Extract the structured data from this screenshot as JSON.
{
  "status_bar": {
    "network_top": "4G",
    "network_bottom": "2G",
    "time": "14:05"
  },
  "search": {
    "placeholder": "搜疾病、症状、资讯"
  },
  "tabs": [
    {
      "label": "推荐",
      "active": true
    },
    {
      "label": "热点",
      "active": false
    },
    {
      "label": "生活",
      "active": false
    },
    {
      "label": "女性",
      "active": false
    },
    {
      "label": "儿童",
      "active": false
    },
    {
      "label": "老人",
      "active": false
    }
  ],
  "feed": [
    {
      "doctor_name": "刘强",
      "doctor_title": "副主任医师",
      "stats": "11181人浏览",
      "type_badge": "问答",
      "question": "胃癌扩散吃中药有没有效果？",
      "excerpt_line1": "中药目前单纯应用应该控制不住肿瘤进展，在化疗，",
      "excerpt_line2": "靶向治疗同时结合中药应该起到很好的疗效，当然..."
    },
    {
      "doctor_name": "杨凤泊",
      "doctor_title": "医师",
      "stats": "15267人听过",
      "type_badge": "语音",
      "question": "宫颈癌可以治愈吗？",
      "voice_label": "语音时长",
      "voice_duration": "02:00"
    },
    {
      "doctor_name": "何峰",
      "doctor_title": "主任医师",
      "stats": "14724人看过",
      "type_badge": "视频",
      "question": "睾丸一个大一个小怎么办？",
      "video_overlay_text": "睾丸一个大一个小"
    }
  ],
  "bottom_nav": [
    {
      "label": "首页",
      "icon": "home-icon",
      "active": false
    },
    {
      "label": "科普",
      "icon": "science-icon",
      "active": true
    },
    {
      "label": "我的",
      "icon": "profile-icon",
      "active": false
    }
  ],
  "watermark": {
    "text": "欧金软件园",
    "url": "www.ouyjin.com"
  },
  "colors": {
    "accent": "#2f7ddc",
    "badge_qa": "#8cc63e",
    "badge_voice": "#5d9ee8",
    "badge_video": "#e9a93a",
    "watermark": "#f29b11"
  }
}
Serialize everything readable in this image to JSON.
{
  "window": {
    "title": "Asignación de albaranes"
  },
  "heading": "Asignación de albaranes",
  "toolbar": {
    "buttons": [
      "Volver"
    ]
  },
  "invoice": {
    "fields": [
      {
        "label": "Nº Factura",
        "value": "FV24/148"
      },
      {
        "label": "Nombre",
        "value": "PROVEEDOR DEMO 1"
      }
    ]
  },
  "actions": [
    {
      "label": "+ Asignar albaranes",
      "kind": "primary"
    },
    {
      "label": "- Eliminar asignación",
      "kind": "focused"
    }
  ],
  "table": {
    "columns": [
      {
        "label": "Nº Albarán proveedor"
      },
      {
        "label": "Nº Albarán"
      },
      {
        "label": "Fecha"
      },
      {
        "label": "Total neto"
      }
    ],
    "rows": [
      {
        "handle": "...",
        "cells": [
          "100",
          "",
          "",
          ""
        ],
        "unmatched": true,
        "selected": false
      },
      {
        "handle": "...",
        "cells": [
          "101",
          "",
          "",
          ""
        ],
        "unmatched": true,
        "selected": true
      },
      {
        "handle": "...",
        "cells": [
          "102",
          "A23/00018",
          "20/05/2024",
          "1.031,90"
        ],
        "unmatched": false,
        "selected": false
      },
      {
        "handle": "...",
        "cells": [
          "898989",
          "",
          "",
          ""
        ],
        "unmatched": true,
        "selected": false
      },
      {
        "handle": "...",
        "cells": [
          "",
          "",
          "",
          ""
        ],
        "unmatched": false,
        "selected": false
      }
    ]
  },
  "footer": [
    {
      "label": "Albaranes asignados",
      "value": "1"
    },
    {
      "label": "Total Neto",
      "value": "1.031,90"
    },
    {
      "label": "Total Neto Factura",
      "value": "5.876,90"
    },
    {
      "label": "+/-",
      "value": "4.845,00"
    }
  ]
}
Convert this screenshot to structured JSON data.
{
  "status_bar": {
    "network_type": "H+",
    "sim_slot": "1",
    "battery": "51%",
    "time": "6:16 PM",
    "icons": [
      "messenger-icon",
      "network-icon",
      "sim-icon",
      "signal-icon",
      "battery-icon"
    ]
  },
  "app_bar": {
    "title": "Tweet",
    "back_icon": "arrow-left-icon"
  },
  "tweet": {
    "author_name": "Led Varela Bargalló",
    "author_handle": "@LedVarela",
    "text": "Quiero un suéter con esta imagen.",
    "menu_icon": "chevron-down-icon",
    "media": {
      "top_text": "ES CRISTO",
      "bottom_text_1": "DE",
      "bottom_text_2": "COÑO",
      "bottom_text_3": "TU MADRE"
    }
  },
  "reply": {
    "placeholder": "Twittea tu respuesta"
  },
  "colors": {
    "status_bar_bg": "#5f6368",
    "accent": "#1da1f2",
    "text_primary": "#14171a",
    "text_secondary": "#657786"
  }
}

What to work on:
Each record above must be given again exactly.

Worked answer:
Extract the structured data from this screenshot as JSON.
{
  "status_bar": {
    "network_top": "4G",
    "network_bottom": "2G",
    "time": "14:05"
  },
  "search": {
    "placeholder": "搜疾病、症状、资讯"
  },
  "tabs": [
    {
      "label": "推荐",
      "active": true
    },
    {
      "label": "热点",
      "active": false
    },
    {
      "label": "生活",
      "active": false
    },
    {
      "label": "女性",
      "active": false
    },
    {
      "label": "儿童",
      "active": false
    },
    {
      "label": "老人",
      "active": false
    }
  ],
  "feed": [
    {
      "doctor_name": "刘强",
      "doctor_title": "副主任医师",
      "stats": "11181人浏览",
      "type_badge": "问答",
      "question": "胃癌扩散吃中药有没有效果？",
      "excerpt_line1": "中药目前单纯应用应该控制不住肿瘤进展，在化疗，",
      "excerpt_line2": "靶向治疗同时结合中药应该起到很好的疗效，当然..."
    },
    {
      "doctor_name": "杨凤泊",
      "doctor_title": "医师",
      "stats": "15267人听过",
      "type_badge": "语音",
      "question": "宫颈癌可以治愈吗？",
      "voice_label": "语音时长",
      "voice_duration": "02:00"
    },
    {
      "doctor_name": "何峰",
      "doctor_title": "主任医师",
      "stats": "14724人看过",
      "type_badge": "视频",
      "question": "睾丸一个大一个小怎么办？",
      "video_overlay_text": "睾丸一个大一个小"
    }
  ],
  "bottom_nav": [
    {
      "label": "首页",
      "icon": "home-icon",
      "active": false
    },
    {
      "label": "科普",
      "icon": "science-icon",
      "active": true
    },
    {
      "label": "我的",
      "icon": "profile-icon",
      "active": false
    }
  ],
  "watermark": {
    "text": "欧金软件园",
    "url": "www.ouyjin.com"
  },
  "colors": {
    "accent": "#2f7ddc",
    "badge_qa": "#8cc63e",
    "badge_voice": "#5d9ee8",
    "badge_video": "#e9a93a",
    "watermark": "#f29b11"
  }
}
Serialize everything readable in this image to JSON.
{
  "window": {
    "title": "Asignación de albaranes"
  },
  "heading": "Asignación de albaranes",
  "toolbar": {
    "buttons": [
      "Volver"
    ]
  },
  "invoice": {
    "fields": [
      {
        "label": "Nº Factura",
        "value": "FV24/148"
      },
      {
        "label": "Nombre",
        "value": "PROVEEDOR DEMO 1"
      }
    ]
  },
  "actions": [
    {
      "label": "+ Asignar albaranes",
      "kind": "primary"
    },
    {
      "label": "- Eliminar asignación",
      "kind": "focused"
    }
  ],
  "table": {
    "columns": [
      {
        "label": "Nº Albarán proveedor"
      },
      {
        "label": "Nº Albarán"
      },
      {
        "label": "Fecha"
      },
      {
        "label": "Total neto"
      }
    ],
    "rows": [
      {
        "handle": "...",
        "cells": [
          "100",
          "",
          "",
          ""
        ],
        "unmatched": true,
        "selected": false
      },
      {
        "handle": "...",
        "cells": [
          "101",
          "",
          "",
          ""
        ],
        "unmatched": true,
        "selected": true
      },
      {
        "handle": "...",
        "cells": [
          "102",
          "A23/00018",
          "20/05/2024",
          "1.031,90"
        ],
        "unmatched": false,
        "selected": false
      },
      {
        "handle": "...",
        "cells": [
          "898989",
          "",
          "",
          ""
        ],
        "unmatched": true,
        "selected": false
      },
      {
        "handle": "...",
        "cells": [
          "",
          "",
          "",
          ""
        ],
        "unmatched": false,
        "selected": false
      }
    ]
  },
  "footer": [
    {
      "label": "Albaranes asignados",
      "value": "1"
    },
    {
      "label": "Total Neto",
      "value": "1.031,90"
    },
    {
      "label": "Total Neto Factura",
      "value": "5.876,90"
    },
    {
      "label": "+/-",
      "value": "4.845,00"
    }
  ]
}
Convert this screenshot to structured JSON data.
{
  "status_bar": {
    "network_type": "H+",
    "sim_slot": "1",
    "battery": "51%",
    "time": "6:16 PM",
    "icons": [
      "messenger-icon",
      "network-icon",
      "sim-icon",
      "signal-icon",
      "battery-icon"
    ]
  },
  "app_bar": {
    "title": "Tweet",
    "back_icon": "arrow-left-icon"
  },
  "tweet": {
    "author_name": "Led Varela Bargalló",
    "author_handle": "@LedVarela",
    "text": "Quiero un suéter con esta imagen.",
    "menu_icon": "chevron-down-icon",
    "media": {
      "top_text": "ES CRISTO",
      "bottom_text_1": "DE",
      "bottom_text_2": "COÑO",
      "bottom_text_3": "TU MADRE"
    }
  },
  "reply": {
    "placeholder": "Twittea tu respuesta"
  },
  "colors": {
    "status_bar_bg": "#5f6368",
    "accent": "#1da1f2",
    "text_primary": "#14171a",
    "text_secondary": "#657786"
  }
}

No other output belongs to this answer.